* Begin Data for processing *

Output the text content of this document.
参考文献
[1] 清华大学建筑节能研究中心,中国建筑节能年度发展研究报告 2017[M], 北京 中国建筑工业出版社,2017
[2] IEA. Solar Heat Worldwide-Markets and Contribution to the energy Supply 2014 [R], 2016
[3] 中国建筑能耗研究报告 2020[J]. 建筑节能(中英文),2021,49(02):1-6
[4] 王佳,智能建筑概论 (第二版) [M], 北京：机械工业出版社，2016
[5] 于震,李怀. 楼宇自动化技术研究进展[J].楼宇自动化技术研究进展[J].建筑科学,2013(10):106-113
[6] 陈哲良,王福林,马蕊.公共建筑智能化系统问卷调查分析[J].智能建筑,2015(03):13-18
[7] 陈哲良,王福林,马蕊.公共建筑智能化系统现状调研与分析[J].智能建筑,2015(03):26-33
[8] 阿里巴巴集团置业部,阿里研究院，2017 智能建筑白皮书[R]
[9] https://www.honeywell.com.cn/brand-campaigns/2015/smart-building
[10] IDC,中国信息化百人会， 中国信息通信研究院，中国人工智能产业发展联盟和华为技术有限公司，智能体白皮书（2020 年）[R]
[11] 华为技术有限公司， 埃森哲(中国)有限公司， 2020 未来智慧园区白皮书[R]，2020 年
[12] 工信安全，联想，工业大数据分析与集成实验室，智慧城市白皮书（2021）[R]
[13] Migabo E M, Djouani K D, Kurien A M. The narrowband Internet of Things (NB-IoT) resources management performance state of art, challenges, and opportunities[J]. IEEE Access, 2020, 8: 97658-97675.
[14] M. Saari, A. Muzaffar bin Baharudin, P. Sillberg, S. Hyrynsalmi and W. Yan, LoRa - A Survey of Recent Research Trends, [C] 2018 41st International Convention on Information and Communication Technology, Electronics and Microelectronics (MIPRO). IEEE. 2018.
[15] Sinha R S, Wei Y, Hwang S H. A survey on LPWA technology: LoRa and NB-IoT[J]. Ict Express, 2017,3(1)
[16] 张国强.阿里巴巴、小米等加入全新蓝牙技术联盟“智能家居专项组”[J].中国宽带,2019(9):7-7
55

* End Data for processing *

Exercise task →
All of the entries must be quoted exactly; please include each one.

Problem solution →
Output the text content of this document.
参考文献
[1] 清华大学建筑节能研究中心,中国建筑节能年度发展研究报告 2017[M], 北京 中国建筑工业出版社,2017
[2] IEA. Solar Heat Worldwide-Markets and Contribution to the energy Supply 2014 [R], 2016
[3] 中国建筑能耗研究报告 2020[J]. 建筑节能(中英文),2021,49(02):1-6
[4] 王佳,智能建筑概论 (第二版) [M], 北京：机械工业出版社，2016
[5] 于震,李怀. 楼宇自动化技术研究进展[J].楼宇自动化技术研究进展[J].建筑科学,2013(10):106-113
[6] 陈哲良,王福林,马蕊.公共建筑智能化系统问卷调查分析[J].智能建筑,2015(03):13-18
[7] 陈哲良,王福林,马蕊.公共建筑智能化系统现状调研与分析[J].智能建筑,2015(03):26-33
[8] 阿里巴巴集团置业部,阿里研究院，2017 智能建筑白皮书[R]
[9] https://www.honeywell.com.cn/brand-campaigns/2015/smart-building
[10] IDC,中国信息化百人会， 中国信息通信研究院，中国人工智能产业发展联盟和华为技术有限公司，智能体白皮书（2020 年）[R]
[11] 华为技术有限公司， 埃森哲(中国)有限公司， 2020 未来智慧园区白皮书[R]，2020 年
[12] 工信安全，联想，工业大数据分析与集成实验室，智慧城市白皮书（2021）[R]
[13] Migabo E M, Djouani K D, Kurien A M. The narrowband Internet of Things (NB-IoT) resources management performance state of art, challenges, and opportunities[J]. IEEE Access, 2020, 8: 97658-97675.
[14] M. Saari, A. Muzaffar bin Baharudin, P. Sillberg, S. Hyrynsalmi and W. Yan, LoRa - A Survey of Recent Research Trends, [C] 2018 41st International Convention on Information and Communication Technology, Electronics and Microelectronics (MIPRO). IEEE. 2018.
[15] Sinha R S, Wei Y, Hwang S H. A survey on LPWA technology: LoRa and NB-IoT[J]. Ict Express, 2017,3(1)
[16] 张国强.阿里巴巴、小米等加入全新蓝牙技术联盟“智能家居专项组”[J].中国宽带,2019(9):7-7
55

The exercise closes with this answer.